DESCRIPTION OF THE TASK - Scan the data beneath this task and copy each line that includes "Lüfter".

RECORDED DATA -
- - - - -
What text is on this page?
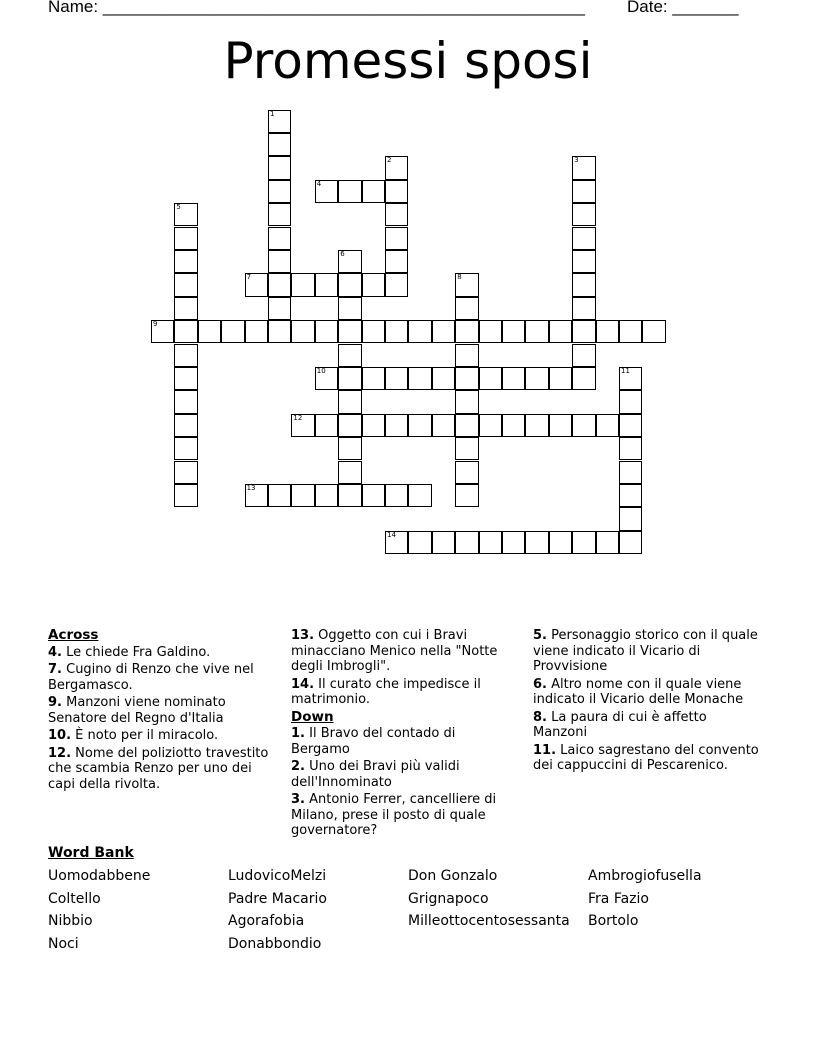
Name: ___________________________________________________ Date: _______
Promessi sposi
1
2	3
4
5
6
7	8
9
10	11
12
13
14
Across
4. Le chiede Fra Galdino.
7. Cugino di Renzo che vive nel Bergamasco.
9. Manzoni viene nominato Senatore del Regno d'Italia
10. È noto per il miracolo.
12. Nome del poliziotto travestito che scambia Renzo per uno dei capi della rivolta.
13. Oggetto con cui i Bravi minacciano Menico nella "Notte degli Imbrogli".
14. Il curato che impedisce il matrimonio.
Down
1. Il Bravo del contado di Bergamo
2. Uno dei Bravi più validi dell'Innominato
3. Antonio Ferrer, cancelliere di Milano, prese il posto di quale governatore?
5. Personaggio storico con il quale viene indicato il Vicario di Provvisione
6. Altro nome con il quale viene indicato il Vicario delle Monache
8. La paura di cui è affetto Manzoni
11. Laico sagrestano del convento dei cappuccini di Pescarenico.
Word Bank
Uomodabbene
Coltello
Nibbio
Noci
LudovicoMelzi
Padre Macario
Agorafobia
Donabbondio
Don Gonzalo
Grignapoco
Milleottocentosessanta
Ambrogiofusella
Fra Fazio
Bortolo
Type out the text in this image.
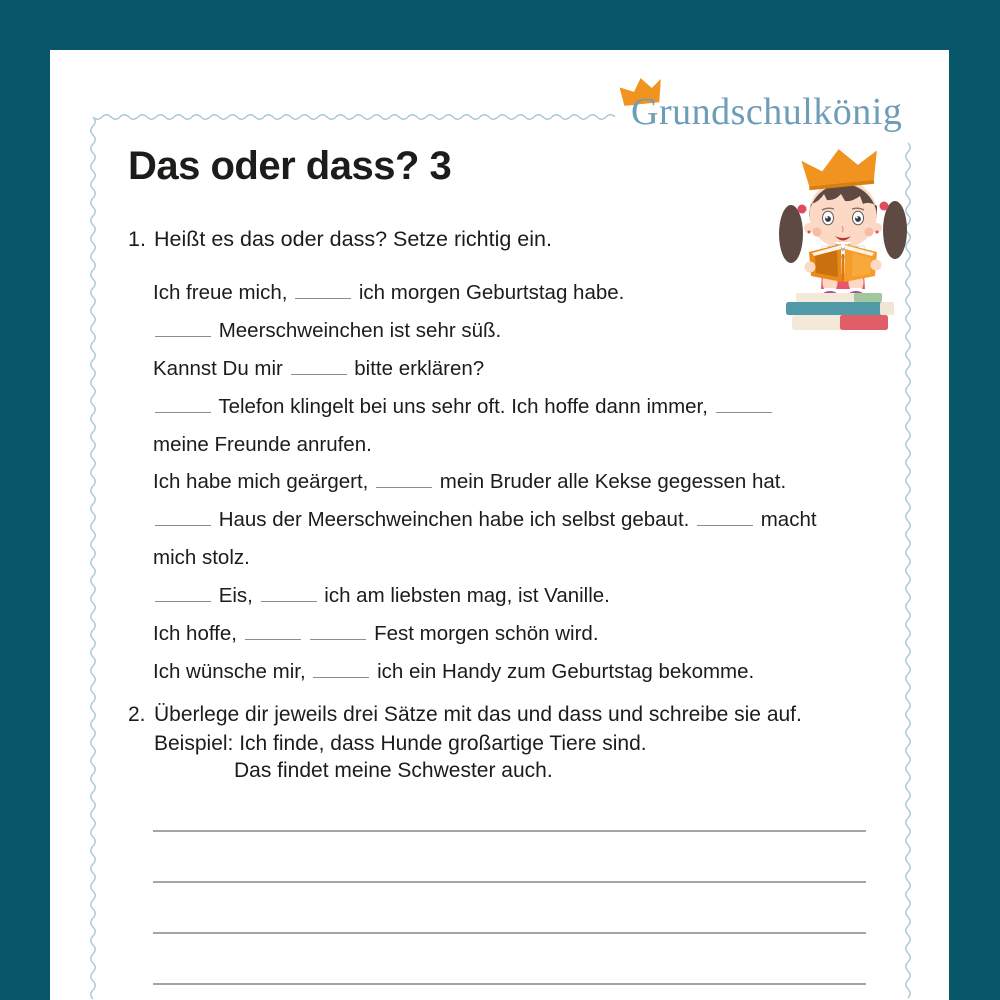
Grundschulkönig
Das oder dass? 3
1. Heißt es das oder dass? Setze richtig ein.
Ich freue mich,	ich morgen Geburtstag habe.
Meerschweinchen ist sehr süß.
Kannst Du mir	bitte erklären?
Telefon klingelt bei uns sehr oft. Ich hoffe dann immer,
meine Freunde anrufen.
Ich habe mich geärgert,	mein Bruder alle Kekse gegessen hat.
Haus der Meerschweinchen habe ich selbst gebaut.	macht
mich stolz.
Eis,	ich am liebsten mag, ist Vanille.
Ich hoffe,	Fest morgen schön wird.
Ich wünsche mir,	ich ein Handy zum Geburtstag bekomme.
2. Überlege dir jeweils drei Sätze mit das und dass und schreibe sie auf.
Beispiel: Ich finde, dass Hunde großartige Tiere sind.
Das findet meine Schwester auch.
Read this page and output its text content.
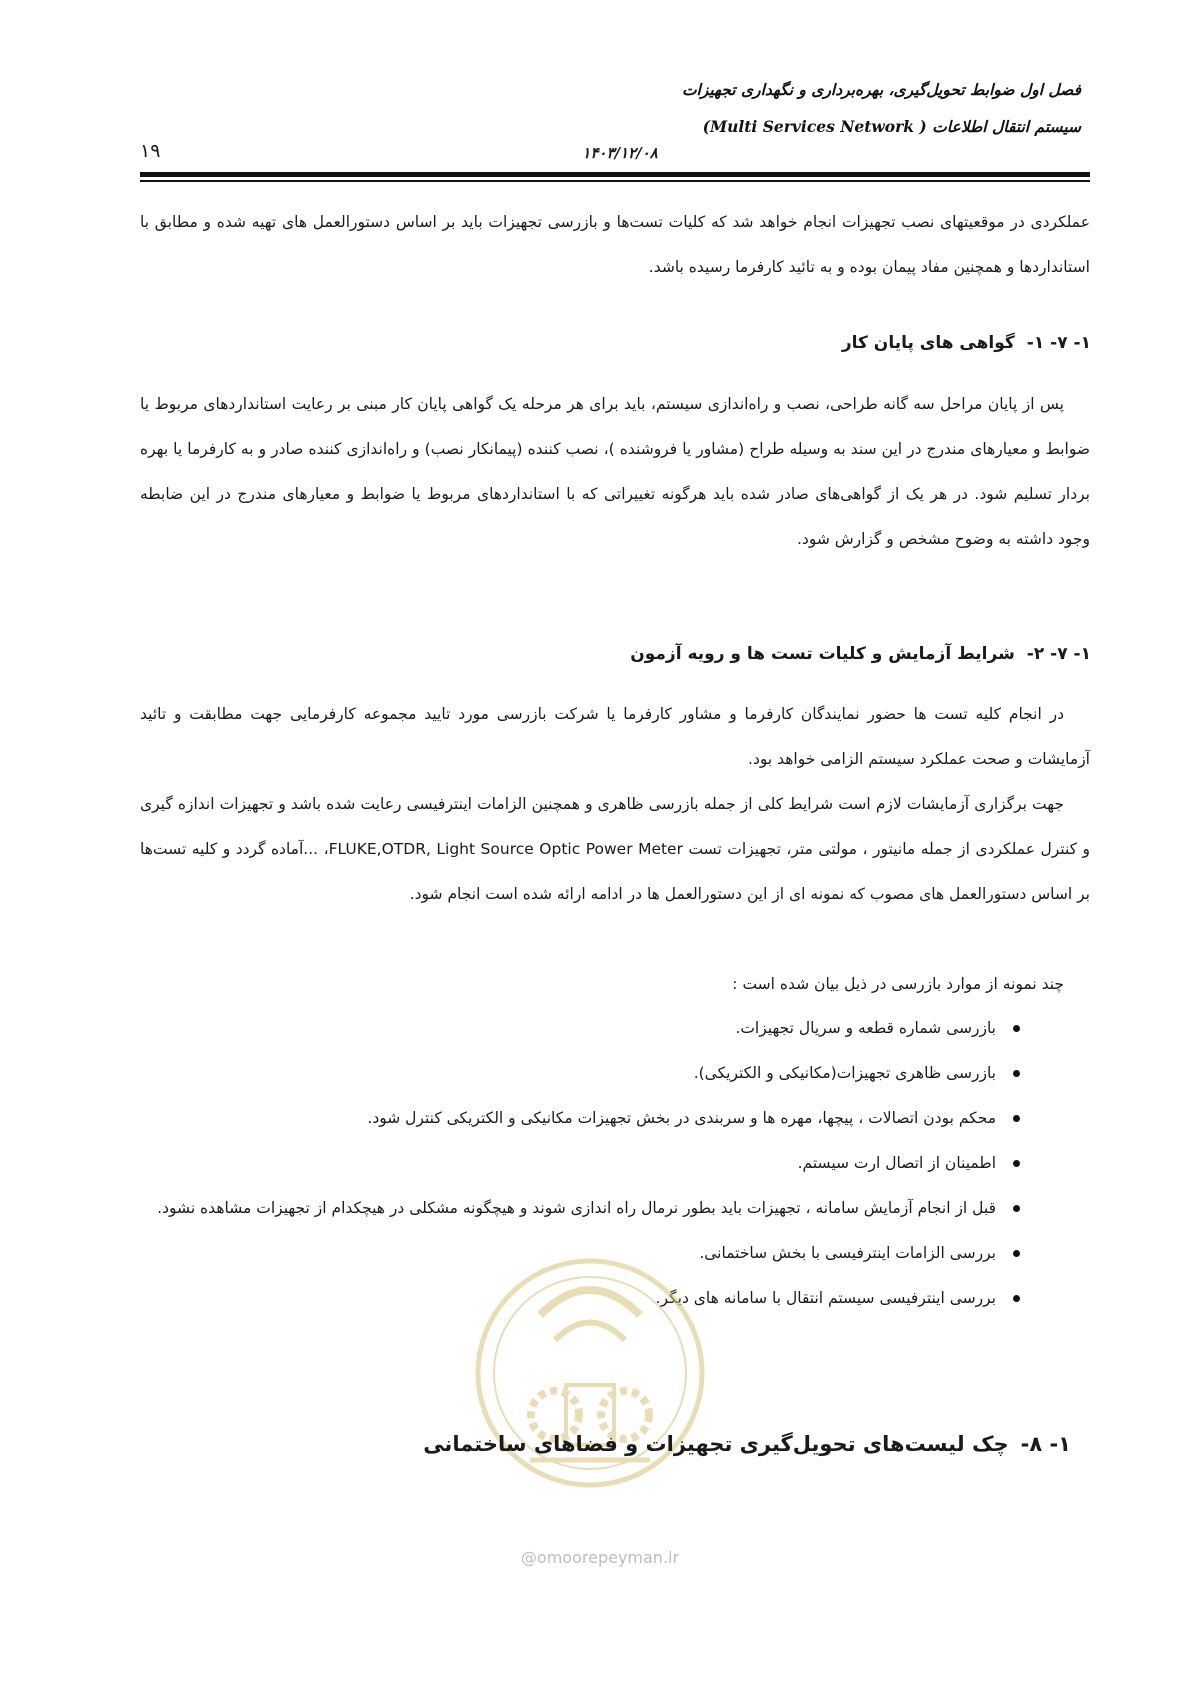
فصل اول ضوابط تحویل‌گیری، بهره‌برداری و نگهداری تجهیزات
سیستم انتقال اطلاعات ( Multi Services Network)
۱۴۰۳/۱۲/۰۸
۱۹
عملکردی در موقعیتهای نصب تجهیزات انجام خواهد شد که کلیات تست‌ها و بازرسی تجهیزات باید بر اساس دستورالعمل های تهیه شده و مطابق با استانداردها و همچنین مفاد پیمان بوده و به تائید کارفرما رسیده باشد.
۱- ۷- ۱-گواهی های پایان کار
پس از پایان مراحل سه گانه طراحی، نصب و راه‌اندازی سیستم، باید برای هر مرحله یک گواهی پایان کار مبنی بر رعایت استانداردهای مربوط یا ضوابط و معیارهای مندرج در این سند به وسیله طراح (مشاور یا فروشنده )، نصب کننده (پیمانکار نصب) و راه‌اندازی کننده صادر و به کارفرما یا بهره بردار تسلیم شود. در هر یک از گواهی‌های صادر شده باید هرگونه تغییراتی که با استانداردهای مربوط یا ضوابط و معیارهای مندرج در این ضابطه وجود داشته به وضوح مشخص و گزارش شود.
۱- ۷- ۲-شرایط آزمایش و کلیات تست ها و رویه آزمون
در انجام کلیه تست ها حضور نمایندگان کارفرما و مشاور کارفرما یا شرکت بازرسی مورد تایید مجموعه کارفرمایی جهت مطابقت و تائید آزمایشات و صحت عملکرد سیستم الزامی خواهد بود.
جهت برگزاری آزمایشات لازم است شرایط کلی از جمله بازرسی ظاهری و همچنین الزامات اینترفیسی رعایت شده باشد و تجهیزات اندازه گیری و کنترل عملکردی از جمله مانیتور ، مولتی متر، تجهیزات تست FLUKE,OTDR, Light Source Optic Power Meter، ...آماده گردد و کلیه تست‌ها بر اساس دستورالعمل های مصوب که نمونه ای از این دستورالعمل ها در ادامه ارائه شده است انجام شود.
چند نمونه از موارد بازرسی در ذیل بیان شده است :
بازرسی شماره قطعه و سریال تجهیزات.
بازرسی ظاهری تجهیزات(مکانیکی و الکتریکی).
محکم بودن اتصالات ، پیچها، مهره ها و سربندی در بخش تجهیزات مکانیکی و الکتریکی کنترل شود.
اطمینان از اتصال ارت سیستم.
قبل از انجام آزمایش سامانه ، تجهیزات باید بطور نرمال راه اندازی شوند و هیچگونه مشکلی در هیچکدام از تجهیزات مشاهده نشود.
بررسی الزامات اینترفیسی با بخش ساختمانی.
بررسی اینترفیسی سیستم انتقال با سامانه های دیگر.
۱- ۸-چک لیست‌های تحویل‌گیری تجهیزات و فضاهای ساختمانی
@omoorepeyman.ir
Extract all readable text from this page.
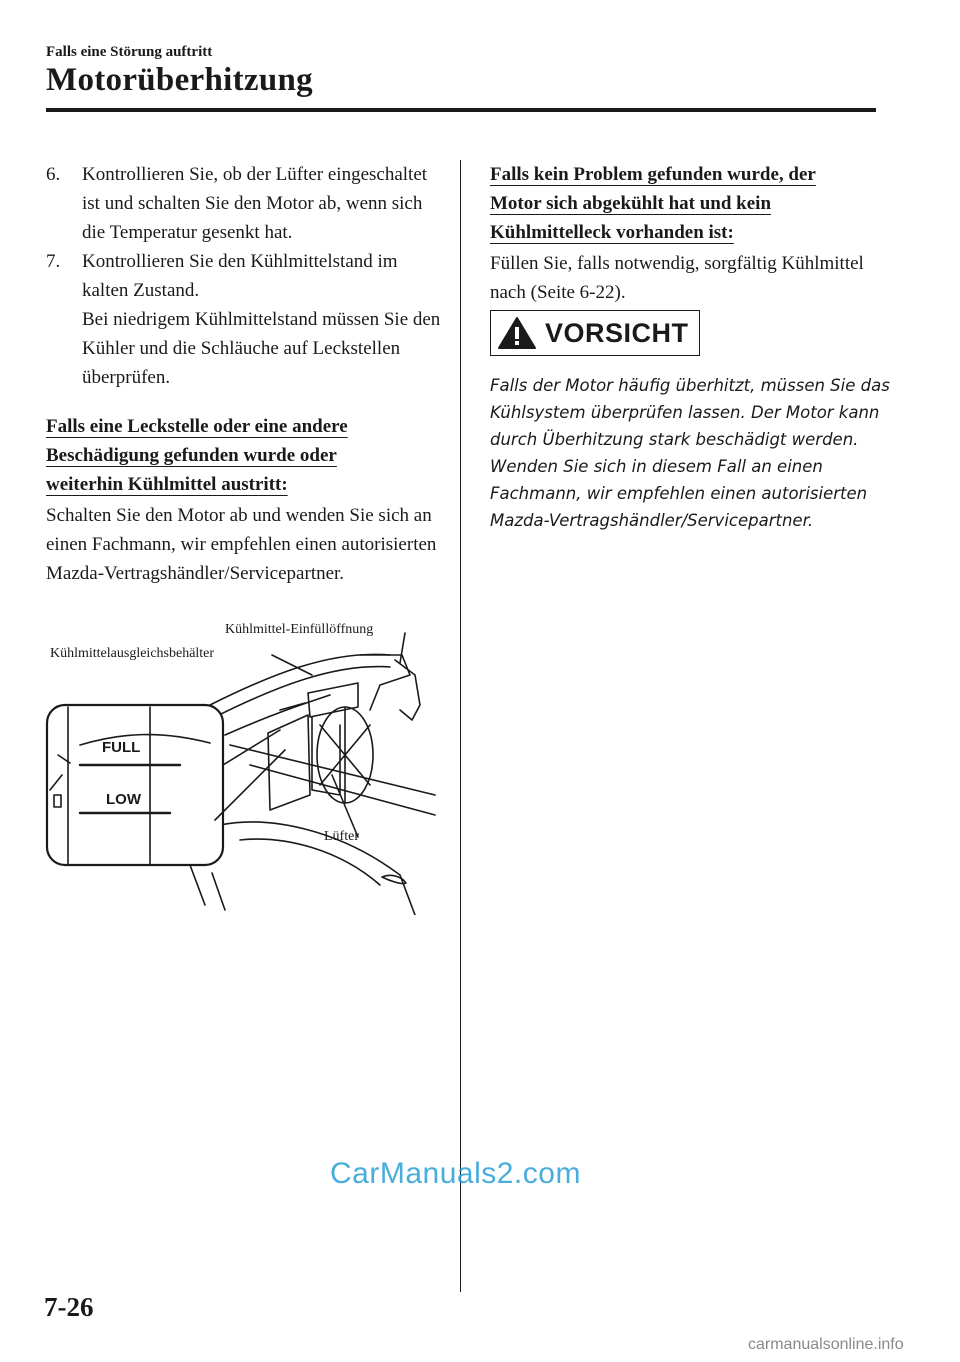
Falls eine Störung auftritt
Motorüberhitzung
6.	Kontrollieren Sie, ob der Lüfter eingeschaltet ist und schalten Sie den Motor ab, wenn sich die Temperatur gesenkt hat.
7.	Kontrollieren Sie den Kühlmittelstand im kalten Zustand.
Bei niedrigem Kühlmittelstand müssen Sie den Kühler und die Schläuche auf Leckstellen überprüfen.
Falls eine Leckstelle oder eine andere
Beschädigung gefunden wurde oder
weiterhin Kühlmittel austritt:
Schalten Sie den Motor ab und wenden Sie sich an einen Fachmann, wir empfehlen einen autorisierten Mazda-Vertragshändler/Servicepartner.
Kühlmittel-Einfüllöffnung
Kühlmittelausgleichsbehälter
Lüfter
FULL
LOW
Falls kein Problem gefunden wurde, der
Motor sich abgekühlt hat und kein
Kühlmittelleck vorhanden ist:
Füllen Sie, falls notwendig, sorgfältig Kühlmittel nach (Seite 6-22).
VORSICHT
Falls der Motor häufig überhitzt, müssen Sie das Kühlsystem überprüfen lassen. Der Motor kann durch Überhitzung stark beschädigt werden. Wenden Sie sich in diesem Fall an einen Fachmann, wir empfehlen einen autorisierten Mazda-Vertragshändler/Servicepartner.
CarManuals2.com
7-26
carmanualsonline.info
- - - - -
THE COMPLETED TASK -
6.	Kontrollieren Sie, ob der Lüfter eingeschaltet ist und schalten Sie den Motor ab, wenn sich die Temperatur gesenkt hat.
Lüfter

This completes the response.